**WHAT YOU ARE ASKED TO DO**: Look through the entries below and count the lines with the word "lagförda" in them; give only the number.
::::
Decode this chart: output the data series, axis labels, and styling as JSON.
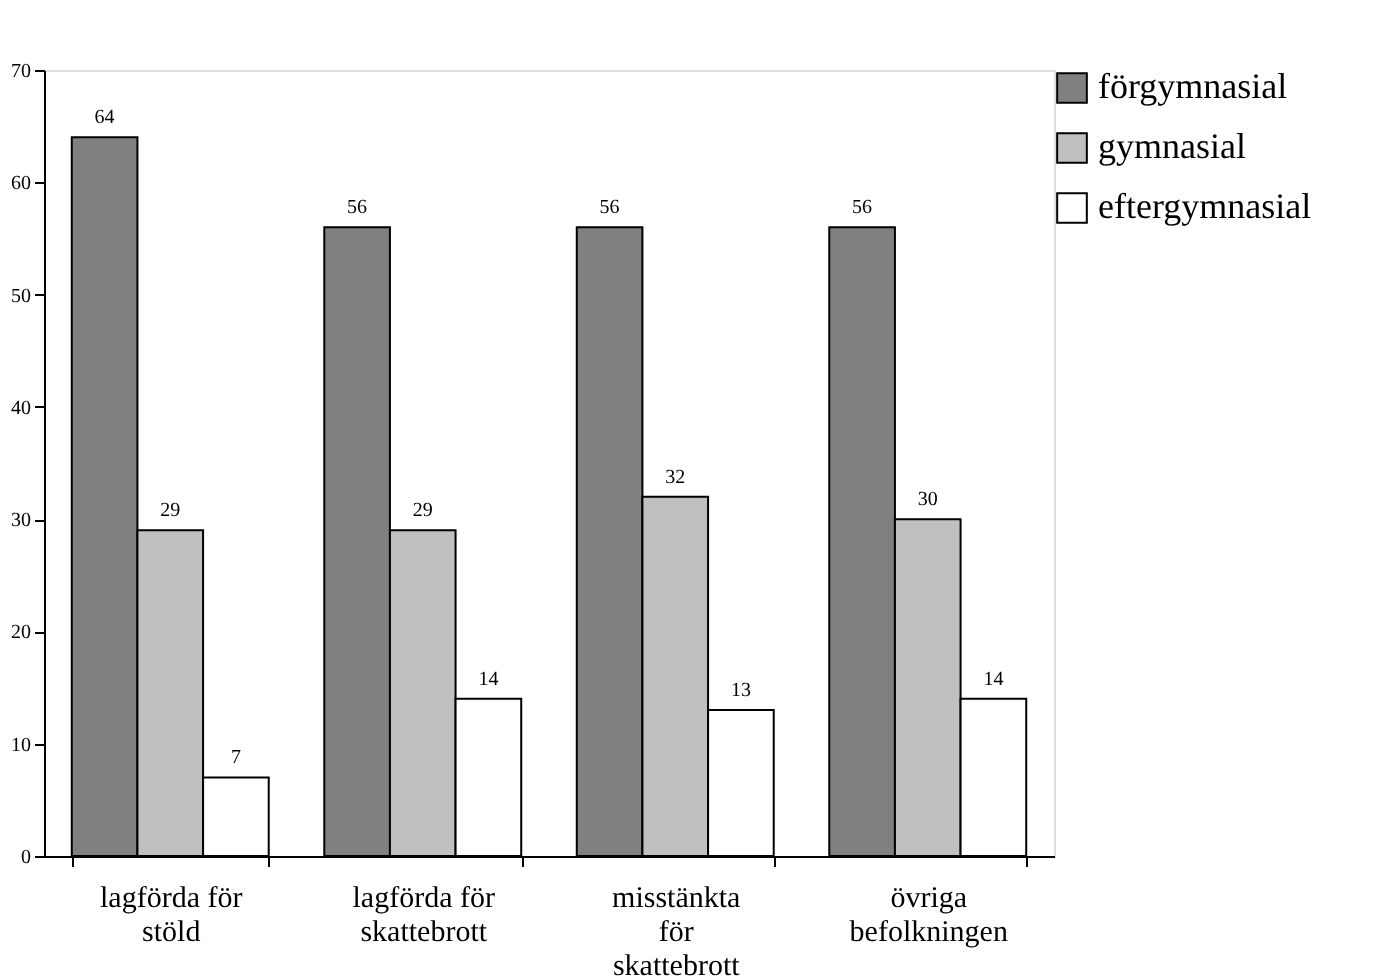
{
  "chart_data": {
    "type": "bar",
    "categories": [
      "lagförda för stöld",
      "lagförda för skattebrott",
      "misstänkta för skattebrott",
      "övriga befolkningen"
    ],
    "series": [
      {
        "name": "förgymnasial",
        "color": "#808080",
        "values": [
          64,
          56,
          56,
          56
        ]
      },
      {
        "name": "gymnasial",
        "color": "#c0c0c0",
        "values": [
          29,
          29,
          32,
          30
        ]
      },
      {
        "name": "eftergymnasial",
        "color": "#ffffff",
        "values": [
          7,
          14,
          13,
          14
        ]
      }
    ],
    "ylim": [
      0,
      70
    ],
    "yticks": [
      0,
      10,
      20,
      30,
      40,
      50,
      60,
      70
    ],
    "data_labels": true,
    "grid": false,
    "legend": "top right"
  }
}
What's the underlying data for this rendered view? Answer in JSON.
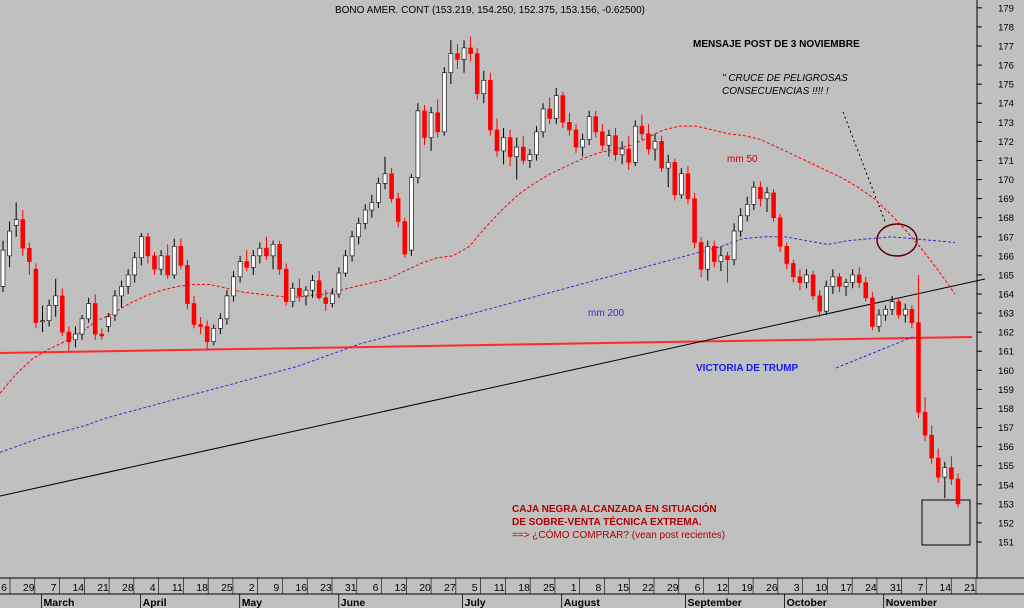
{
  "chart_data": {
    "type": "candlestick",
    "title": "BONO AMER. CONT (153.219, 154.250, 152.375, 153.156, -0.62500)",
    "yticks": [
      151,
      152,
      153,
      154,
      155,
      156,
      157,
      158,
      159,
      160,
      161,
      162,
      163,
      164,
      165,
      166,
      167,
      168,
      169,
      170,
      171,
      172,
      173,
      174,
      175,
      176,
      177,
      178,
      179
    ],
    "xticks_days": [
      "6",
      "29",
      "7",
      "14",
      "21",
      "28",
      "4",
      "11",
      "18",
      "25",
      "2",
      "9",
      "16",
      "23",
      "31",
      "6",
      "13",
      "20",
      "27",
      "5",
      "11",
      "18",
      "25",
      "1",
      "8",
      "15",
      "22",
      "29",
      "6",
      "12",
      "19",
      "26",
      "3",
      "10",
      "17",
      "24",
      "31",
      "7",
      "14",
      "21"
    ],
    "xticks_months": [
      "March",
      "April",
      "May",
      "June",
      "July",
      "August",
      "September",
      "October",
      "November"
    ],
    "colors": {
      "background": "#c0c0c0",
      "up": "#ffffff",
      "down": "#ff0000",
      "support": "#ff2a2a",
      "trend": "#000000",
      "mm50": "#ff0000",
      "mm200": "#3a2ad0"
    },
    "series": [
      {
        "name": "mm 50",
        "values": [
          158.8,
          159.8,
          160.6,
          161.1,
          161.5,
          162.0,
          162.6,
          163.0,
          163.5,
          163.9,
          164.2,
          164.4,
          164.5,
          164.5,
          164.3,
          164.1,
          164.0,
          163.9,
          163.8,
          163.9,
          164.0,
          164.2,
          164.4,
          164.6,
          164.8,
          165.2,
          165.6,
          165.9,
          166.0,
          166.5,
          167.5,
          168.4,
          169.2,
          169.8,
          170.3,
          170.7,
          171.1,
          171.4,
          171.6,
          171.8,
          172.2,
          172.6,
          172.8,
          172.8,
          172.6,
          172.4,
          172.3,
          172.1,
          171.7,
          171.3,
          170.9,
          170.5,
          170.1,
          169.6,
          169.0,
          168.2,
          167.3,
          166.3,
          165.2,
          164.0
        ]
      },
      {
        "name": "mm 200",
        "values": [
          155.7,
          156.1,
          156.5,
          156.8,
          157.1,
          157.5,
          157.8,
          158.1,
          158.4,
          158.7,
          159.0,
          159.3,
          159.6,
          159.9,
          160.2,
          160.6,
          161.0,
          161.4,
          161.7,
          162.0,
          162.3,
          162.6,
          162.9,
          163.2,
          163.5,
          163.8,
          164.1,
          164.4,
          164.7,
          165.0,
          165.3,
          165.6,
          165.9,
          166.2,
          166.5,
          166.9,
          167.0,
          167.0,
          166.8,
          166.6,
          166.8,
          166.9,
          167.0,
          166.9,
          166.8,
          166.7
        ]
      }
    ],
    "candles": [
      [
        164.4,
        166.8,
        164.1,
        166.3
      ],
      [
        166.0,
        167.8,
        165.4,
        167.3
      ],
      [
        167.6,
        168.8,
        167.0,
        167.9
      ],
      [
        167.9,
        168.4,
        166.0,
        166.4
      ],
      [
        166.4,
        166.7,
        165.0,
        165.7
      ],
      [
        165.3,
        165.6,
        162.2,
        162.5
      ],
      [
        162.6,
        163.4,
        162.0,
        162.6
      ],
      [
        162.6,
        163.7,
        162.3,
        163.4
      ],
      [
        163.4,
        164.8,
        162.8,
        163.9
      ],
      [
        163.9,
        164.3,
        161.8,
        162.0
      ],
      [
        162.0,
        162.3,
        161.0,
        161.5
      ],
      [
        161.6,
        162.3,
        161.2,
        161.9
      ],
      [
        161.9,
        162.9,
        161.6,
        162.7
      ],
      [
        162.7,
        163.8,
        162.5,
        163.5
      ],
      [
        163.5,
        164.0,
        161.6,
        161.9
      ],
      [
        161.9,
        162.2,
        161.6,
        161.8
      ],
      [
        162.3,
        163.0,
        162.0,
        162.8
      ],
      [
        162.9,
        164.2,
        162.6,
        163.9
      ],
      [
        163.9,
        164.7,
        163.3,
        164.4
      ],
      [
        164.4,
        165.3,
        164.0,
        165.0
      ],
      [
        165.0,
        166.2,
        164.6,
        165.9
      ],
      [
        165.9,
        167.2,
        165.5,
        167.0
      ],
      [
        167.0,
        167.2,
        165.6,
        166.0
      ],
      [
        166.0,
        166.2,
        165.0,
        165.3
      ],
      [
        165.3,
        166.3,
        165.0,
        166.0
      ],
      [
        166.0,
        166.6,
        164.8,
        165.0
      ],
      [
        165.0,
        166.9,
        164.8,
        166.5
      ],
      [
        166.5,
        166.9,
        165.3,
        165.5
      ],
      [
        165.5,
        165.8,
        163.2,
        163.5
      ],
      [
        163.5,
        163.9,
        162.2,
        162.4
      ],
      [
        162.4,
        162.8,
        161.9,
        162.3
      ],
      [
        162.3,
        162.6,
        161.1,
        161.5
      ],
      [
        161.5,
        162.4,
        161.3,
        162.2
      ],
      [
        162.2,
        163.0,
        161.9,
        162.7
      ],
      [
        162.7,
        164.2,
        162.4,
        163.9
      ],
      [
        163.9,
        165.2,
        163.6,
        164.9
      ],
      [
        164.9,
        166.0,
        164.6,
        165.7
      ],
      [
        165.7,
        166.3,
        165.2,
        165.4
      ],
      [
        165.4,
        166.3,
        165.0,
        166.0
      ],
      [
        166.0,
        166.7,
        165.6,
        166.4
      ],
      [
        166.4,
        167.0,
        165.8,
        166.0
      ],
      [
        166.0,
        166.8,
        165.3,
        166.6
      ],
      [
        166.6,
        166.8,
        165.0,
        165.3
      ],
      [
        165.3,
        165.6,
        163.4,
        163.6
      ],
      [
        163.6,
        164.6,
        163.3,
        164.3
      ],
      [
        164.3,
        164.8,
        163.6,
        163.9
      ],
      [
        163.9,
        164.4,
        163.4,
        164.2
      ],
      [
        164.2,
        165.0,
        163.8,
        164.7
      ],
      [
        164.7,
        165.2,
        163.7,
        163.8
      ],
      [
        163.8,
        164.2,
        163.1,
        163.5
      ],
      [
        163.5,
        164.3,
        163.3,
        164.0
      ],
      [
        164.0,
        165.4,
        163.8,
        165.1
      ],
      [
        165.1,
        166.3,
        164.9,
        166.0
      ],
      [
        166.0,
        167.3,
        165.7,
        167.0
      ],
      [
        167.0,
        168.0,
        166.6,
        167.7
      ],
      [
        167.7,
        168.7,
        167.4,
        168.4
      ],
      [
        168.4,
        169.2,
        168.0,
        168.8
      ],
      [
        168.8,
        170.1,
        168.5,
        169.8
      ],
      [
        169.8,
        171.2,
        169.5,
        170.3
      ],
      [
        170.3,
        170.6,
        168.8,
        169.0
      ],
      [
        169.0,
        169.3,
        167.5,
        167.8
      ],
      [
        167.8,
        168.0,
        165.9,
        166.1
      ],
      [
        166.3,
        170.3,
        166.0,
        170.1
      ],
      [
        170.1,
        174.0,
        169.8,
        173.6
      ],
      [
        173.6,
        173.9,
        171.8,
        172.2
      ],
      [
        172.2,
        173.8,
        171.5,
        173.5
      ],
      [
        173.5,
        174.2,
        172.2,
        172.5
      ],
      [
        172.5,
        175.9,
        172.3,
        175.6
      ],
      [
        175.6,
        177.3,
        175.0,
        176.6
      ],
      [
        176.6,
        177.1,
        175.8,
        176.3
      ],
      [
        176.3,
        177.3,
        175.6,
        176.9
      ],
      [
        176.9,
        177.5,
        176.2,
        176.6
      ],
      [
        176.6,
        176.9,
        174.2,
        174.5
      ],
      [
        174.5,
        175.7,
        174.0,
        175.2
      ],
      [
        175.2,
        175.6,
        172.3,
        172.6
      ],
      [
        172.6,
        173.2,
        171.2,
        171.5
      ],
      [
        171.5,
        172.7,
        170.8,
        172.2
      ],
      [
        172.2,
        172.6,
        170.7,
        171.2
      ],
      [
        171.2,
        172.2,
        170.0,
        171.7
      ],
      [
        171.7,
        172.3,
        170.8,
        171.0
      ],
      [
        171.0,
        171.6,
        170.6,
        171.3
      ],
      [
        171.3,
        172.8,
        171.0,
        172.5
      ],
      [
        172.5,
        174.0,
        172.2,
        173.7
      ],
      [
        173.7,
        174.3,
        172.9,
        173.2
      ],
      [
        173.2,
        174.8,
        172.9,
        174.4
      ],
      [
        174.4,
        174.6,
        172.7,
        173.0
      ],
      [
        173.0,
        173.5,
        172.3,
        172.6
      ],
      [
        172.6,
        172.9,
        171.4,
        171.7
      ],
      [
        171.7,
        172.4,
        171.2,
        172.1
      ],
      [
        172.1,
        173.6,
        171.8,
        173.3
      ],
      [
        173.3,
        173.6,
        172.2,
        172.5
      ],
      [
        172.5,
        172.9,
        171.5,
        171.8
      ],
      [
        171.8,
        172.6,
        171.2,
        172.3
      ],
      [
        172.3,
        172.7,
        171.0,
        171.3
      ],
      [
        171.3,
        172.0,
        170.8,
        171.6
      ],
      [
        171.6,
        172.3,
        170.5,
        170.9
      ],
      [
        170.9,
        173.1,
        170.7,
        172.8
      ],
      [
        172.8,
        173.4,
        172.1,
        172.4
      ],
      [
        172.4,
        172.9,
        171.3,
        171.6
      ],
      [
        171.6,
        172.4,
        171.0,
        172.0
      ],
      [
        172.0,
        172.3,
        170.4,
        170.6
      ],
      [
        170.6,
        171.3,
        169.6,
        170.9
      ],
      [
        170.9,
        171.1,
        168.9,
        169.2
      ],
      [
        169.2,
        170.6,
        169.0,
        170.3
      ],
      [
        170.3,
        170.7,
        168.7,
        169.0
      ],
      [
        169.0,
        169.3,
        166.4,
        166.7
      ],
      [
        166.7,
        167.0,
        164.9,
        165.3
      ],
      [
        165.3,
        166.8,
        164.7,
        166.5
      ],
      [
        166.5,
        166.8,
        165.4,
        165.7
      ],
      [
        165.7,
        166.5,
        165.2,
        166.0
      ],
      [
        166.0,
        166.2,
        164.6,
        165.8
      ],
      [
        165.8,
        167.7,
        165.5,
        167.3
      ],
      [
        167.3,
        168.5,
        167.0,
        168.1
      ],
      [
        168.1,
        169.1,
        167.8,
        168.7
      ],
      [
        168.7,
        169.9,
        168.4,
        169.6
      ],
      [
        169.6,
        169.9,
        168.6,
        169.0
      ],
      [
        169.0,
        169.6,
        168.3,
        169.3
      ],
      [
        169.3,
        169.5,
        167.8,
        168.0
      ],
      [
        168.0,
        168.2,
        166.2,
        166.5
      ],
      [
        166.5,
        166.7,
        165.3,
        165.6
      ],
      [
        165.6,
        165.8,
        164.6,
        164.9
      ],
      [
        164.9,
        165.3,
        164.2,
        164.6
      ],
      [
        164.6,
        165.3,
        164.3,
        165.0
      ],
      [
        165.0,
        165.2,
        163.7,
        163.9
      ],
      [
        163.9,
        164.2,
        162.8,
        163.1
      ],
      [
        163.1,
        164.7,
        162.9,
        164.4
      ],
      [
        164.4,
        165.3,
        164.0,
        164.9
      ],
      [
        164.9,
        165.1,
        164.1,
        164.4
      ],
      [
        164.4,
        164.8,
        163.9,
        164.6
      ],
      [
        164.6,
        165.3,
        164.3,
        165.0
      ],
      [
        165.0,
        165.4,
        164.3,
        164.6
      ],
      [
        164.6,
        164.9,
        163.6,
        163.8
      ],
      [
        163.8,
        164.1,
        162.1,
        162.3
      ],
      [
        162.3,
        163.2,
        162.0,
        162.9
      ],
      [
        162.9,
        163.4,
        162.6,
        163.2
      ],
      [
        163.2,
        163.9,
        162.9,
        163.6
      ],
      [
        163.6,
        163.8,
        162.7,
        162.9
      ],
      [
        162.9,
        163.5,
        162.5,
        163.2
      ],
      [
        163.2,
        163.4,
        162.2,
        162.5
      ],
      [
        162.5,
        165.0,
        157.5,
        157.8
      ],
      [
        157.8,
        158.6,
        156.3,
        156.6
      ],
      [
        156.6,
        157.1,
        155.1,
        155.4
      ],
      [
        155.4,
        155.9,
        154.1,
        154.4
      ],
      [
        154.4,
        155.2,
        153.3,
        154.9
      ],
      [
        154.9,
        155.5,
        154.0,
        154.3
      ],
      [
        154.3,
        154.6,
        152.8,
        153.0
      ]
    ],
    "annotations": [
      "MENSAJE POST DE 3 NOVIEMBRE",
      "\" CRUCE DE PELIGROSAS",
      "CONSECUENCIAS !!!! !",
      "mm 50",
      "mm 200",
      "VICTORIA DE TRUMP",
      "CAJA NEGRA ALCANZADA EN SITUACIÓN",
      "DE SOBRE-VENTA TÉCNICA EXTREMA.",
      "==> ¿CÓMO COMPRAR? (vean post recientes)"
    ],
    "grid": false,
    "legend": "none"
  }
}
::::
**ANSWER IN FULL**: 2